** Start **
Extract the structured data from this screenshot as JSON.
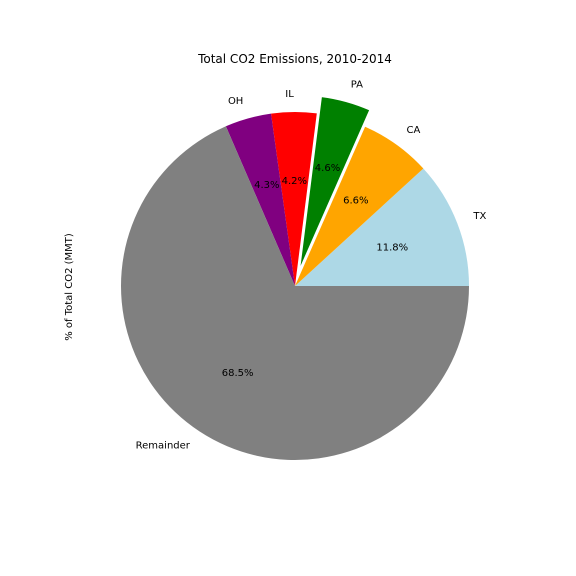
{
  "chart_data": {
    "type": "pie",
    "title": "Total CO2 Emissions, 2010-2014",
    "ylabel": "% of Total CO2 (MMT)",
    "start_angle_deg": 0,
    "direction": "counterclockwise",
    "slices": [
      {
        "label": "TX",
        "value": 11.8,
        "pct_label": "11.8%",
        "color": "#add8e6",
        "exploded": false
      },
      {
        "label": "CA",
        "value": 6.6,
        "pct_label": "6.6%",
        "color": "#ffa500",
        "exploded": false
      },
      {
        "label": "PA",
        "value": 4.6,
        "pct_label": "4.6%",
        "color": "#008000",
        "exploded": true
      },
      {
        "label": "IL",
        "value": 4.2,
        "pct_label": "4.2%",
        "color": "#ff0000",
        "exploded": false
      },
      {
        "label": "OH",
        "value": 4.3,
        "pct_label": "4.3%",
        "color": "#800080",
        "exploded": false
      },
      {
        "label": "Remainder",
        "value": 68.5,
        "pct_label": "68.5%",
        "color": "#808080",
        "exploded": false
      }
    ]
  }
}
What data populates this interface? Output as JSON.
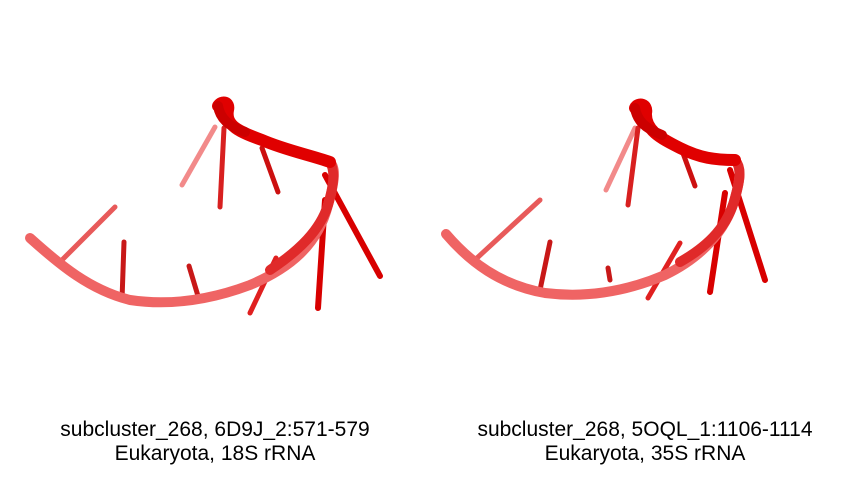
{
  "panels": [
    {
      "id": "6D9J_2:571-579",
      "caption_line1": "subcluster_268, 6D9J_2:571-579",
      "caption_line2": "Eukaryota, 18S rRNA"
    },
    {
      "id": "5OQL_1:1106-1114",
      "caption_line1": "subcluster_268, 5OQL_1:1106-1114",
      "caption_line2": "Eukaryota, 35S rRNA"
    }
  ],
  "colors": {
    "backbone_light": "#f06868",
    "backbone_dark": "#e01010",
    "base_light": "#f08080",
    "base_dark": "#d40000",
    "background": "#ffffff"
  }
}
** End **
** Start **
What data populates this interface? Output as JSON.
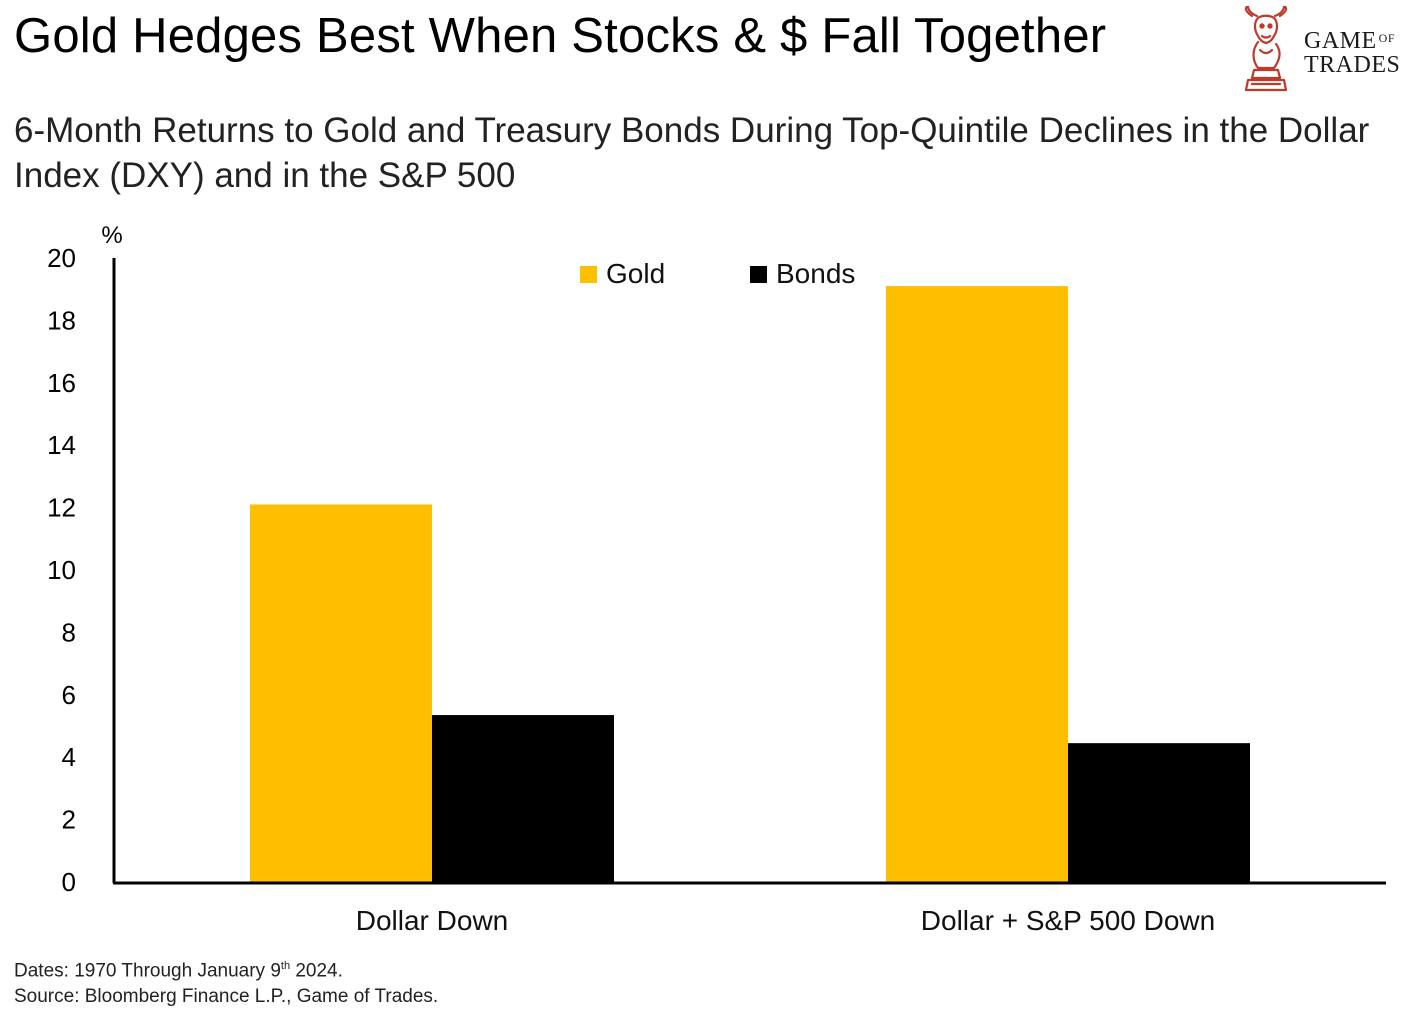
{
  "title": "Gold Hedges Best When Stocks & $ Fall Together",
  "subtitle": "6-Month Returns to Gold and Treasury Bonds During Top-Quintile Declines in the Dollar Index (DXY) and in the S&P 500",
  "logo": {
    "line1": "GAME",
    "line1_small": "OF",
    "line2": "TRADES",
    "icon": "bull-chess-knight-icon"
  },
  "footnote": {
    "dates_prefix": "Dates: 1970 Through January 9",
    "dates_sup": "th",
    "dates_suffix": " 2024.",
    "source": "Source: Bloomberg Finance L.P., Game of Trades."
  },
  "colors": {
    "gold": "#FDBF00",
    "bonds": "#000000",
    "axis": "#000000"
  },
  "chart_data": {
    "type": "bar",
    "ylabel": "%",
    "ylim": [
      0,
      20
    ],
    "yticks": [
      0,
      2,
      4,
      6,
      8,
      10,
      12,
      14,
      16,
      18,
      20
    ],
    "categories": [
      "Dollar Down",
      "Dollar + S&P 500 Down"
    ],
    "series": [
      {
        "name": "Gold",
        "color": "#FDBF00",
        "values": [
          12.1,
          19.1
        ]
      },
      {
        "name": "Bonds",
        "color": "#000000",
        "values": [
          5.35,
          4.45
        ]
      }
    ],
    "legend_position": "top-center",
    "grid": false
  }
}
** End **
● **WHAT TO DO**: Where a line holds "Total", copy it out.

● **ANSWER TO THIS PROBLEM**:
    "title": "Total CO2 Emissions, 2010-2014",
    "ylabel": "% of Total CO2 (MMT)",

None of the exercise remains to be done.